Look through the entries below and count the lines with the word "label" in them; give only the number.
====== Records to process ======
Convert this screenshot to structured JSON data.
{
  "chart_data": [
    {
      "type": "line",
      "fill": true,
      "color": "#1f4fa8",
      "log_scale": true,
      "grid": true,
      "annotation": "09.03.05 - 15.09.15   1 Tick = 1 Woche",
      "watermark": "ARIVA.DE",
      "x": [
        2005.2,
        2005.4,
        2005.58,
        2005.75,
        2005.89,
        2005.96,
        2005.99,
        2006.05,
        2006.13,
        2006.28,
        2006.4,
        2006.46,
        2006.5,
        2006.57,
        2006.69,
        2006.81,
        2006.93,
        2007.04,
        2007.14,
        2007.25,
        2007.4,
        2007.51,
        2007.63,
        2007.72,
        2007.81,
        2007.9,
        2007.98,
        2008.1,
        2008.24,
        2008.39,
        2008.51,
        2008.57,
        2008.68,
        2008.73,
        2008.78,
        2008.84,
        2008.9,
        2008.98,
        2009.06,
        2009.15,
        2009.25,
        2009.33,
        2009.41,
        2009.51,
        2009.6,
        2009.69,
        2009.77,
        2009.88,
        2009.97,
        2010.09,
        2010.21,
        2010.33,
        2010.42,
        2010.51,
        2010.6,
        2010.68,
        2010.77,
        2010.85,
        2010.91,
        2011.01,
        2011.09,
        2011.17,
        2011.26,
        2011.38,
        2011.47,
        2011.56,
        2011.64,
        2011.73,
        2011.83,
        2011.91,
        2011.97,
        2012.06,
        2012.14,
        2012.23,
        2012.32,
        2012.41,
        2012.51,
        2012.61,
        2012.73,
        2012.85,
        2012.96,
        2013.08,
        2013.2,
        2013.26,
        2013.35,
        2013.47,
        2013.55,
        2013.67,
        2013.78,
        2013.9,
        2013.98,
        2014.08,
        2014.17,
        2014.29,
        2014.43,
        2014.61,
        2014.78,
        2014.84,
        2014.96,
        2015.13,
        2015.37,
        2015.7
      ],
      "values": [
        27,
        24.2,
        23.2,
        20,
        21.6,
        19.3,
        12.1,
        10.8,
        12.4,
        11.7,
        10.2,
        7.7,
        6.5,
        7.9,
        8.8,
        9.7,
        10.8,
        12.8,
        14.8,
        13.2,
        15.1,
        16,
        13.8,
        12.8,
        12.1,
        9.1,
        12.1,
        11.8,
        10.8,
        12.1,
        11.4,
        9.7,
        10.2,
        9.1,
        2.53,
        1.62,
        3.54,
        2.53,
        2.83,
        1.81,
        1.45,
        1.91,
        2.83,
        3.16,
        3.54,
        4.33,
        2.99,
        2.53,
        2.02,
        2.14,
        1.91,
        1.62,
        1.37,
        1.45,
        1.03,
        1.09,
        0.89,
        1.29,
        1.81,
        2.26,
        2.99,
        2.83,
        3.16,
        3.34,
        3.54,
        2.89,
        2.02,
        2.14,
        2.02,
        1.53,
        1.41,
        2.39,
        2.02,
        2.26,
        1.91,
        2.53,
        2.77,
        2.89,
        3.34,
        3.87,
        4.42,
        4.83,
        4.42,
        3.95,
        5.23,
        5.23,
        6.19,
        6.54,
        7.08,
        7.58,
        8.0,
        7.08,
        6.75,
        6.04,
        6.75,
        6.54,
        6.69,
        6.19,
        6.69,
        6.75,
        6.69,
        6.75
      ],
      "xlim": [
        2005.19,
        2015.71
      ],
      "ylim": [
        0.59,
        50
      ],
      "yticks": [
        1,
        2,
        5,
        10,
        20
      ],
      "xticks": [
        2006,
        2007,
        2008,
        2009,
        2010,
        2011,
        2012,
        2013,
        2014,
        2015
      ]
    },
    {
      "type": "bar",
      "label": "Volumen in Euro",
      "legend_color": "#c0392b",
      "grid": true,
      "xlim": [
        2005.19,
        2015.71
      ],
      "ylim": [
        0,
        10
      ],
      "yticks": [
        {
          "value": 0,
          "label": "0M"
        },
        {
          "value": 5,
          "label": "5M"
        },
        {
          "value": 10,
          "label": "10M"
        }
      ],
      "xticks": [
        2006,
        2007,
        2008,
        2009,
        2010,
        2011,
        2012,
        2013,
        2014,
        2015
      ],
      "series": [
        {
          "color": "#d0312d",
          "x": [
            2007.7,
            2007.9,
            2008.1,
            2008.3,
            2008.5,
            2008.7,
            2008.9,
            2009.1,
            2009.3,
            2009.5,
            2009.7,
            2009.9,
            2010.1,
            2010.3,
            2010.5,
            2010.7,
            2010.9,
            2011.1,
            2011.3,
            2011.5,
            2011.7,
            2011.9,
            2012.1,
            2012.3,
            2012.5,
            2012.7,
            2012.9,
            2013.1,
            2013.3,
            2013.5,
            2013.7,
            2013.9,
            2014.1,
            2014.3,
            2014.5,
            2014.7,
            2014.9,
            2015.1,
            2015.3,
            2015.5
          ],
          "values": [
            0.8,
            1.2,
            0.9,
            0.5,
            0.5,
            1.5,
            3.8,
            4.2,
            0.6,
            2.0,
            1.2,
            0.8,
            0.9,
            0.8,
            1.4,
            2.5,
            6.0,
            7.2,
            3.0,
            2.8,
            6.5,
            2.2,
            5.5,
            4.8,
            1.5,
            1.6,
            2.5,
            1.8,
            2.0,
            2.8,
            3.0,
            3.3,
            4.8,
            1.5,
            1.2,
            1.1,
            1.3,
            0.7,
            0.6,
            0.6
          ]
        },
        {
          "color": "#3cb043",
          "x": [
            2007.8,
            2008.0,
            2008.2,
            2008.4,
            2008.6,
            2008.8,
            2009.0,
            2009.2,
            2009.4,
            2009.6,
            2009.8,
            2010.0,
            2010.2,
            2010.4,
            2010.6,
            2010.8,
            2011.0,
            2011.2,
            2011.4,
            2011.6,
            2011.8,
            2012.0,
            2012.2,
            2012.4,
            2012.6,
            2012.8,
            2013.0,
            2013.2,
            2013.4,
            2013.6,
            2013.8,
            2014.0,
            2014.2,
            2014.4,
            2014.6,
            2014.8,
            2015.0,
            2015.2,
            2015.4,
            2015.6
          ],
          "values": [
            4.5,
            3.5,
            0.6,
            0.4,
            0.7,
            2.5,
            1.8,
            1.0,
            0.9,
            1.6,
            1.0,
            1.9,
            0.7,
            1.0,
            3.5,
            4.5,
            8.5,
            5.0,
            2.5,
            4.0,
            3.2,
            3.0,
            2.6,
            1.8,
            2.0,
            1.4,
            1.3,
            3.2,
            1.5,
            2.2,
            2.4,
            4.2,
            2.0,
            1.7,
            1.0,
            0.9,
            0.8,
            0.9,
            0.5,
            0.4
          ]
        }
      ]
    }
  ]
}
======
Complete response - 4